(begin)
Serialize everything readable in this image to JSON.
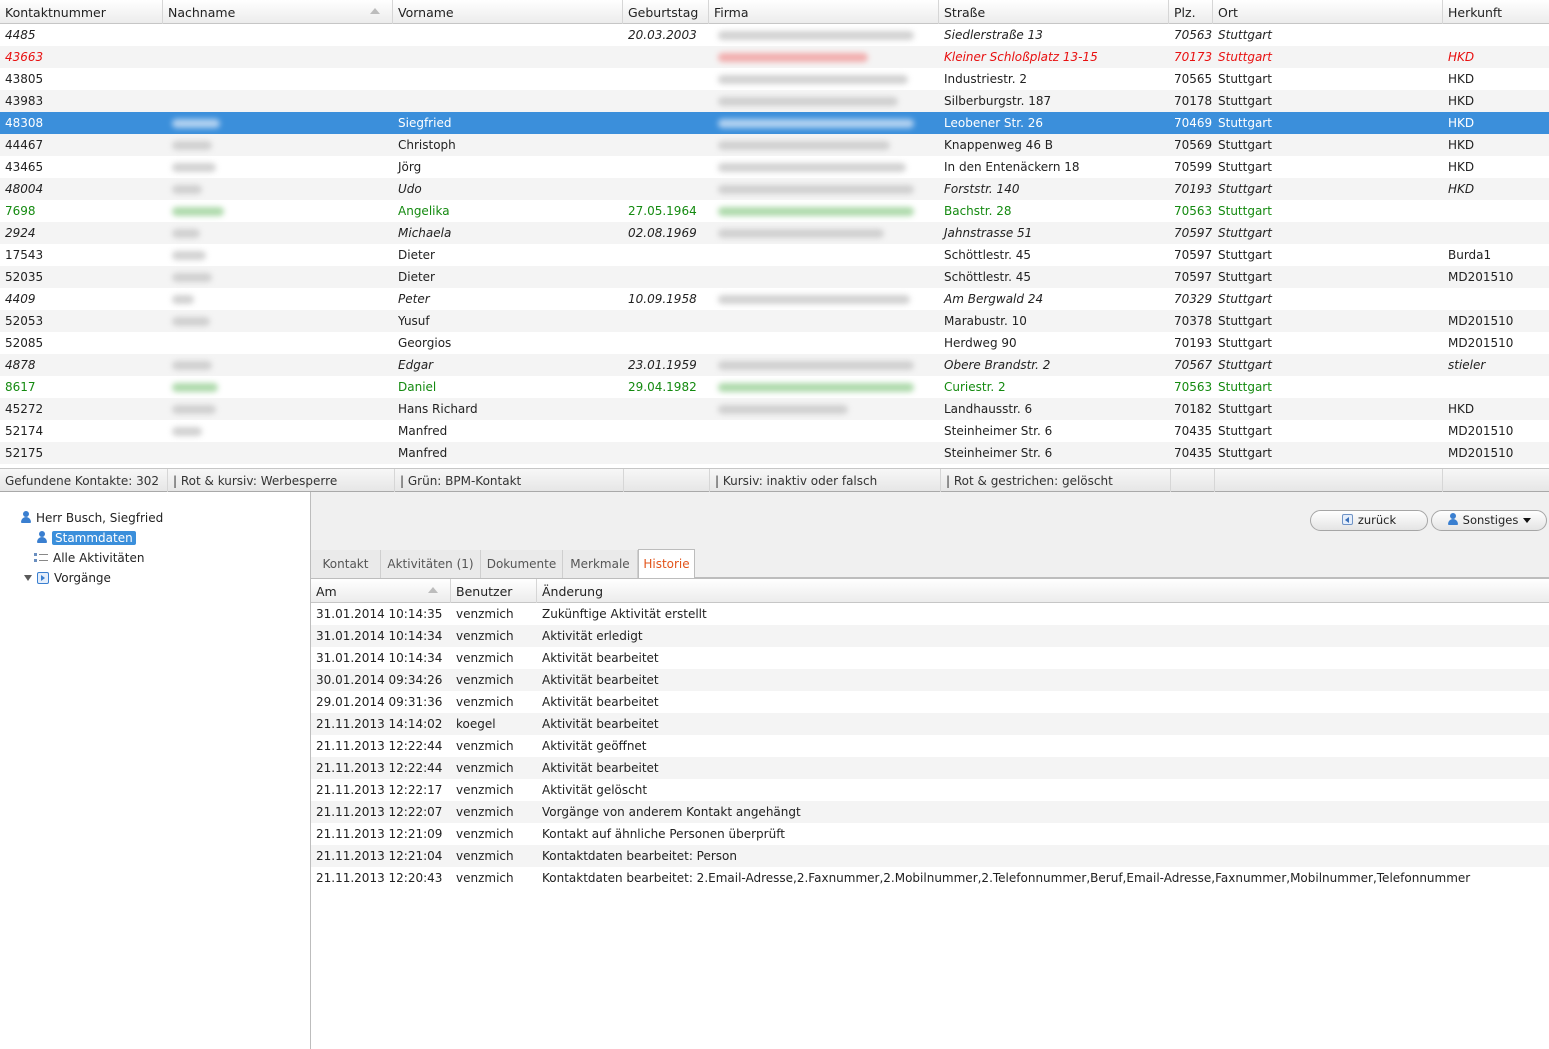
{
  "grid": {
    "columns": [
      "Kontaktnummer",
      "Nachname",
      "Vorname",
      "Geburtstag",
      "Firma",
      "Straße",
      "Plz.",
      "Ort",
      "Herkunft"
    ],
    "rows": [
      {
        "nr": "4485",
        "vorname": "",
        "geb": "20.03.2003",
        "strasse": "Siedlerstraße 13",
        "plz": "70563",
        "ort": "Stuttgart",
        "herkunft": "",
        "style": "italic"
      },
      {
        "nr": "43663",
        "vorname": "",
        "geb": "",
        "strasse": "Kleiner Schloßplatz 13-15",
        "plz": "70173",
        "ort": "Stuttgart",
        "herkunft": "HKD",
        "style": "red"
      },
      {
        "nr": "43805",
        "vorname": "",
        "geb": "",
        "strasse": "Industriestr. 2",
        "plz": "70565",
        "ort": "Stuttgart",
        "herkunft": "HKD",
        "style": "normal"
      },
      {
        "nr": "43983",
        "vorname": "",
        "geb": "",
        "strasse": "Silberburgstr. 187",
        "plz": "70178",
        "ort": "Stuttgart",
        "herkunft": "HKD",
        "style": "normal"
      },
      {
        "nr": "48308",
        "vorname": "Siegfried",
        "geb": "",
        "strasse": "Leobener Str. 26",
        "plz": "70469",
        "ort": "Stuttgart",
        "herkunft": "HKD",
        "style": "selected"
      },
      {
        "nr": "44467",
        "vorname": "Christoph",
        "geb": "",
        "strasse": "Knappenweg 46 B",
        "plz": "70569",
        "ort": "Stuttgart",
        "herkunft": "HKD",
        "style": "normal"
      },
      {
        "nr": "43465",
        "vorname": "Jörg",
        "geb": "",
        "strasse": "In den Entenäckern 18",
        "plz": "70599",
        "ort": "Stuttgart",
        "herkunft": "HKD",
        "style": "normal"
      },
      {
        "nr": "48004",
        "vorname": "Udo",
        "geb": "",
        "strasse": "Forststr. 140",
        "plz": "70193",
        "ort": "Stuttgart",
        "herkunft": "HKD",
        "style": "italic"
      },
      {
        "nr": "7698",
        "vorname": "Angelika",
        "geb": "27.05.1964",
        "strasse": "Bachstr. 28",
        "plz": "70563",
        "ort": "Stuttgart",
        "herkunft": "",
        "style": "green"
      },
      {
        "nr": "2924",
        "vorname": "Michaela",
        "geb": "02.08.1969",
        "strasse": "Jahnstrasse 51",
        "plz": "70597",
        "ort": "Stuttgart",
        "herkunft": "",
        "style": "italic"
      },
      {
        "nr": "17543",
        "vorname": "Dieter",
        "geb": "",
        "strasse": "Schöttlestr. 45",
        "plz": "70597",
        "ort": "Stuttgart",
        "herkunft": "Burda1",
        "style": "normal"
      },
      {
        "nr": "52035",
        "vorname": "Dieter",
        "geb": "",
        "strasse": "Schöttlestr. 45",
        "plz": "70597",
        "ort": "Stuttgart",
        "herkunft": "MD201510",
        "style": "normal"
      },
      {
        "nr": "4409",
        "vorname": "Peter",
        "geb": "10.09.1958",
        "strasse": "Am Bergwald 24",
        "plz": "70329",
        "ort": "Stuttgart",
        "herkunft": "",
        "style": "italic"
      },
      {
        "nr": "52053",
        "vorname": "Yusuf",
        "geb": "",
        "strasse": "Marabustr. 10",
        "plz": "70378",
        "ort": "Stuttgart",
        "herkunft": "MD201510",
        "style": "normal"
      },
      {
        "nr": "52085",
        "vorname": "Georgios",
        "geb": "",
        "strasse": "Herdweg 90",
        "plz": "70193",
        "ort": "Stuttgart",
        "herkunft": "MD201510",
        "style": "normal"
      },
      {
        "nr": "4878",
        "vorname": "Edgar",
        "geb": "23.01.1959",
        "strasse": "Obere Brandstr. 2",
        "plz": "70567",
        "ort": "Stuttgart",
        "herkunft": "stieler",
        "style": "italic"
      },
      {
        "nr": "8617",
        "vorname": "Daniel",
        "geb": "29.04.1982",
        "strasse": "Curiestr. 2",
        "plz": "70563",
        "ort": "Stuttgart",
        "herkunft": "",
        "style": "green"
      },
      {
        "nr": "45272",
        "vorname": "Hans Richard",
        "geb": "",
        "strasse": "Landhausstr. 6",
        "plz": "70182",
        "ort": "Stuttgart",
        "herkunft": "HKD",
        "style": "normal"
      },
      {
        "nr": "52174",
        "vorname": "Manfred",
        "geb": "",
        "strasse": "Steinheimer Str. 6",
        "plz": "70435",
        "ort": "Stuttgart",
        "herkunft": "MD201510",
        "style": "normal"
      },
      {
        "nr": "52175",
        "vorname": "Manfred",
        "geb": "",
        "strasse": "Steinheimer Str. 6",
        "plz": "70435",
        "ort": "Stuttgart",
        "herkunft": "MD201510",
        "style": "normal"
      }
    ]
  },
  "status": {
    "found": "Gefundene Kontakte: 302",
    "legend_red": "| Rot & kursiv: Werbesperre",
    "legend_green": "| Grün: BPM-Kontakt",
    "legend_italic": "| Kursiv: inaktiv oder falsch",
    "legend_strike": "| Rot & gestrichen: gelöscht"
  },
  "tree": {
    "person": "Herr Busch, Siegfried",
    "stammdaten": "Stammdaten",
    "aktivitaeten": "Alle Aktivitäten",
    "vorgaenge": "Vorgänge"
  },
  "buttons": {
    "back": "zurück",
    "more": "Sonstiges"
  },
  "tabs": [
    "Kontakt",
    "Aktivitäten (1)",
    "Dokumente",
    "Merkmale",
    "Historie"
  ],
  "history": {
    "columns": [
      "Am",
      "Benutzer",
      "Änderung"
    ],
    "rows": [
      {
        "am": "31.01.2014 10:14:35",
        "user": "venzmich",
        "change": "Zukünftige Aktivität erstellt"
      },
      {
        "am": "31.01.2014 10:14:34",
        "user": "venzmich",
        "change": "Aktivität erledigt"
      },
      {
        "am": "31.01.2014 10:14:34",
        "user": "venzmich",
        "change": "Aktivität bearbeitet"
      },
      {
        "am": "30.01.2014 09:34:26",
        "user": "venzmich",
        "change": "Aktivität bearbeitet"
      },
      {
        "am": "29.01.2014 09:31:36",
        "user": "venzmich",
        "change": "Aktivität bearbeitet"
      },
      {
        "am": "21.11.2013 14:14:02",
        "user": "koegel",
        "change": "Aktivität bearbeitet"
      },
      {
        "am": "21.11.2013 12:22:44",
        "user": "venzmich",
        "change": "Aktivität geöffnet"
      },
      {
        "am": "21.11.2013 12:22:44",
        "user": "venzmich",
        "change": "Aktivität bearbeitet"
      },
      {
        "am": "21.11.2013 12:22:17",
        "user": "venzmich",
        "change": "Aktivität gelöscht"
      },
      {
        "am": "21.11.2013 12:22:07",
        "user": "venzmich",
        "change": "Vorgänge von anderem Kontakt angehängt"
      },
      {
        "am": "21.11.2013 12:21:09",
        "user": "venzmich",
        "change": "Kontakt auf ähnliche Personen überprüft"
      },
      {
        "am": "21.11.2013 12:21:04",
        "user": "venzmich",
        "change": "Kontaktdaten bearbeitet: Person"
      },
      {
        "am": "21.11.2013 12:20:43",
        "user": "venzmich",
        "change": "Kontaktdaten bearbeitet: 2.Email-Adresse,2.Faxnummer,2.Mobilnummer,2.Telefonnummer,Beruf,Email-Adresse,Faxnummer,Mobilnummer,Telefonnummer"
      }
    ]
  },
  "colors": {
    "selection": "#3b8fdb",
    "red": "#e81010",
    "green": "#148a10",
    "active_tab": "#e2541b"
  }
}
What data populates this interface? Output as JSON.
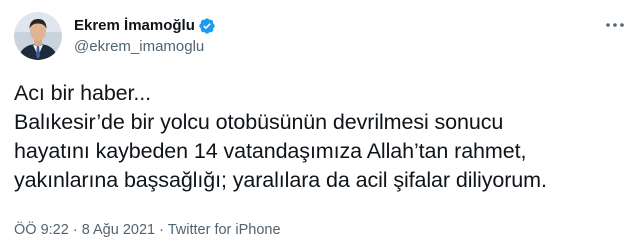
{
  "colors": {
    "text": "#0f1419",
    "secondary": "#536471",
    "verified": "#1d9bf0",
    "background": "#ffffff"
  },
  "author": {
    "display_name": "Ekrem İmamoğlu",
    "handle": "@ekrem_imamoglu",
    "verified_icon": "verified-badge-icon",
    "avatar": "profile-photo"
  },
  "menu": {
    "icon": "more-horizontal-icon"
  },
  "tweet": {
    "lines": [
      "Acı bir haber...",
      "Balıkesir’de bir yolcu otobüsünün devrilmesi sonucu",
      "hayatını kaybeden 14 vatandaşımıza Allah’tan rahmet,",
      "yakınlarına başsağlığı; yaralılara da acil şifalar diliyorum."
    ]
  },
  "meta": {
    "time": "ÖÖ 9:22",
    "separator": " · ",
    "date": "8 Ağu 2021",
    "source": "Twitter for iPhone"
  }
}
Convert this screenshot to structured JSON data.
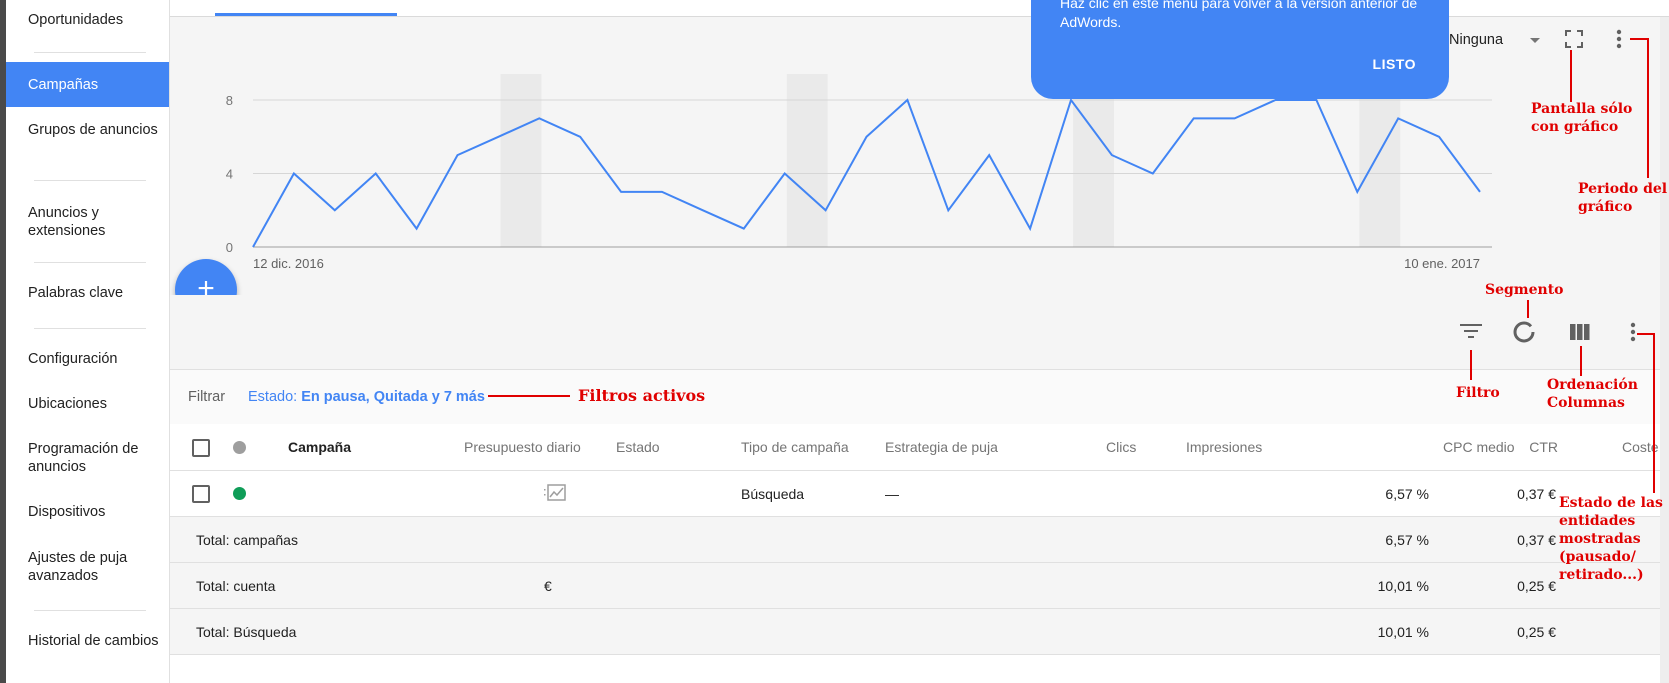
{
  "sidebar": {
    "items": [
      {
        "label": "Oportunidades"
      },
      {
        "label": "Campañas"
      },
      {
        "label": "Grupos de anuncios"
      },
      {
        "label": "Anuncios y extensiones"
      },
      {
        "label": "Palabras clave"
      },
      {
        "label": "Configuración"
      },
      {
        "label": "Ubicaciones"
      },
      {
        "label": "Programación de anuncios"
      },
      {
        "label": "Dispositivos"
      },
      {
        "label": "Ajustes de puja avanzados"
      },
      {
        "label": "Historial de cambios"
      }
    ],
    "selected": "Campañas"
  },
  "tooltip": {
    "text": "Haz clic en este menú para volver a la versión anterior de AdWords.",
    "button": "LISTO"
  },
  "chart_controls": {
    "segment_select": "Ninguna"
  },
  "chart_data": {
    "type": "line",
    "y_ticks": [
      "0",
      "4",
      "8"
    ],
    "ylim": [
      0,
      8
    ],
    "x_start_label": "12 dic. 2016",
    "x_end_label": "10 ene. 2017",
    "x": [
      "2016-12-12",
      "2016-12-13",
      "2016-12-14",
      "2016-12-15",
      "2016-12-16",
      "2016-12-17",
      "2016-12-18",
      "2016-12-19",
      "2016-12-20",
      "2016-12-21",
      "2016-12-22",
      "2016-12-23",
      "2016-12-24",
      "2016-12-25",
      "2016-12-26",
      "2016-12-27",
      "2016-12-28",
      "2016-12-29",
      "2016-12-30",
      "2016-12-31",
      "2017-01-01",
      "2017-01-02",
      "2017-01-03",
      "2017-01-04",
      "2017-01-05",
      "2017-01-06",
      "2017-01-07",
      "2017-01-08",
      "2017-01-09",
      "2017-01-10"
    ],
    "series": [
      {
        "values": [
          0,
          4,
          2,
          4,
          1,
          5,
          6,
          7,
          6,
          3,
          3,
          2,
          1,
          4,
          2,
          6,
          8,
          2,
          5,
          1,
          8,
          5,
          4,
          7,
          7,
          8,
          8,
          3,
          7,
          6,
          3
        ]
      }
    ],
    "weekend_bands": [
      [
        "2016-12-17",
        "2016-12-18"
      ],
      [
        "2016-12-24",
        "2016-12-25"
      ],
      [
        "2016-12-31",
        "2017-01-01"
      ],
      [
        "2017-01-07",
        "2017-01-08"
      ]
    ],
    "line_color": "#4285f4",
    "grid": true
  },
  "filter": {
    "label": "Filtrar",
    "prefix": "Estado: ",
    "value": "En pausa, Quitada y 7 más"
  },
  "table": {
    "columns": [
      "Campaña",
      "Presupuesto diario",
      "Estado",
      "Tipo de campaña",
      "Estrategia de puja",
      "Clics",
      "Impresiones",
      "CTR",
      "CPC medio",
      "Coste"
    ],
    "rows": [
      {
        "type": "Búsqueda",
        "strategy": "—",
        "ctr": "6,57 %",
        "cpc": "0,37 €",
        "status_color": "#0f9d58"
      }
    ],
    "totals": [
      {
        "label": "Total: campañas",
        "budget": "",
        "ctr": "6,57 %",
        "cpc": "0,37 €"
      },
      {
        "label": "Total: cuenta",
        "budget": "€",
        "ctr": "10,01 %",
        "cpc": "0,25 €"
      },
      {
        "label": "Total: Búsqueda",
        "budget": "",
        "ctr": "10,01 %",
        "cpc": "0,25 €"
      }
    ]
  },
  "annotations": {
    "fullscreen": "Pantalla sólo\ncon gráfico",
    "period": "Periodo del\ngráfico",
    "segment": "Segmento",
    "filter": "Filtro",
    "columns": "Ordenación\nColumnas",
    "active_filters": "Filtros activos",
    "entity_status": "Estado de las\nentidades\nmostradas\n(pausado/\nretirado...)"
  },
  "colors": {
    "accent": "#4285f4",
    "annotation": "#e00000",
    "enabled_dot": "#0f9d58",
    "header_dot": "#9e9e9e"
  }
}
(end)
• _Task statement_
Search the data above for the string "Siegfried" and copy each line that has it.

• _Solution_
        "vorname": "Siegfried",
    "person": "Herr Busch, Siegfried",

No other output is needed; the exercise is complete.